WORK TO DO: Rewrite the records below with every instance of "legend-swatch" switched to "legend-marker", keeping everything else the same.

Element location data
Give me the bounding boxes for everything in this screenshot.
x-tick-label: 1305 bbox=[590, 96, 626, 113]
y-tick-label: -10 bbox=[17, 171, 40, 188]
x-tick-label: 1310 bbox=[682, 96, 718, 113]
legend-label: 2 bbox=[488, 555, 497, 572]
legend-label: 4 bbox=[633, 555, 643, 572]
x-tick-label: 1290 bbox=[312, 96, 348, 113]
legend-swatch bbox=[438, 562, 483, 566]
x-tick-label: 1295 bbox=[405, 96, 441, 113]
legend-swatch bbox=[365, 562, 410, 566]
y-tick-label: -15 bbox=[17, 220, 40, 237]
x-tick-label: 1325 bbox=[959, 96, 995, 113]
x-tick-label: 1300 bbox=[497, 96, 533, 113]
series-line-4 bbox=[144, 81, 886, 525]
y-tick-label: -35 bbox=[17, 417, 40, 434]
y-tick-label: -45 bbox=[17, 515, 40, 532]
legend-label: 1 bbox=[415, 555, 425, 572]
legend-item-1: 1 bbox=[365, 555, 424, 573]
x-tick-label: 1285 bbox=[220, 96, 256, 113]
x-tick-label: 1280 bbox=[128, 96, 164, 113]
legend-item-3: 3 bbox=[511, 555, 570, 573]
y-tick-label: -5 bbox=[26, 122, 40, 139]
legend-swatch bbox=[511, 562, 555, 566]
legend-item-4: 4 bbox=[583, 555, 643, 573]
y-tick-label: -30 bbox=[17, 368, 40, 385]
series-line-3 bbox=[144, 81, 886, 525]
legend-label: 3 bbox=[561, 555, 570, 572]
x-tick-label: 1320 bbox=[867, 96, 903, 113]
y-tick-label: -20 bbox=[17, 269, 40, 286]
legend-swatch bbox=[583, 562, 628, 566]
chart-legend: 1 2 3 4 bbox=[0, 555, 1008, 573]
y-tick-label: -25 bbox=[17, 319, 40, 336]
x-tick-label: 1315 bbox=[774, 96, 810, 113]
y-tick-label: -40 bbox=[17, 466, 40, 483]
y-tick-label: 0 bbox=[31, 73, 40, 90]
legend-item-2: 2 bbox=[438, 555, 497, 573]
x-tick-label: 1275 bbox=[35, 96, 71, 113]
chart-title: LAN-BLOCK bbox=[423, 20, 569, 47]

OUTPUT OF THE EXERCISE:
Give me the bounding boxes for everything in this screenshot.
x-tick-label: 1305 bbox=[590, 96, 626, 113]
y-tick-label: -10 bbox=[17, 171, 40, 188]
x-tick-label: 1310 bbox=[682, 96, 718, 113]
legend-label: 2 bbox=[488, 555, 497, 572]
legend-label: 4 bbox=[633, 555, 643, 572]
x-tick-label: 1290 bbox=[312, 96, 348, 113]
legend-marker bbox=[438, 562, 483, 566]
x-tick-label: 1295 bbox=[405, 96, 441, 113]
legend-marker bbox=[365, 562, 410, 566]
y-tick-label: -15 bbox=[17, 220, 40, 237]
x-tick-label: 1325 bbox=[959, 96, 995, 113]
x-tick-label: 1300 bbox=[497, 96, 533, 113]
series-line-4 bbox=[144, 81, 886, 525]
y-tick-label: -35 bbox=[17, 417, 40, 434]
y-tick-label: -45 bbox=[17, 515, 40, 532]
legend-label: 1 bbox=[415, 555, 425, 572]
legend-item-1: 1 bbox=[365, 555, 424, 573]
x-tick-label: 1285 bbox=[220, 96, 256, 113]
x-tick-label: 1280 bbox=[128, 96, 164, 113]
legend-item-3: 3 bbox=[511, 555, 570, 573]
y-tick-label: -5 bbox=[26, 122, 40, 139]
legend-marker bbox=[511, 562, 555, 566]
legend-item-4: 4 bbox=[583, 555, 643, 573]
y-tick-label: -30 bbox=[17, 368, 40, 385]
series-line-3 bbox=[144, 81, 886, 525]
legend-label: 3 bbox=[561, 555, 570, 572]
x-tick-label: 1320 bbox=[867, 96, 903, 113]
y-tick-label: -20 bbox=[17, 269, 40, 286]
legend-marker bbox=[583, 562, 628, 566]
chart-legend: 1 2 3 4 bbox=[0, 555, 1008, 573]
y-tick-label: -25 bbox=[17, 319, 40, 336]
x-tick-label: 1315 bbox=[774, 96, 810, 113]
y-tick-label: -40 bbox=[17, 466, 40, 483]
y-tick-label: 0 bbox=[31, 73, 40, 90]
legend-item-2: 2 bbox=[438, 555, 497, 573]
x-tick-label: 1275 bbox=[35, 96, 71, 113]
chart-title: LAN-BLOCK bbox=[423, 20, 569, 47]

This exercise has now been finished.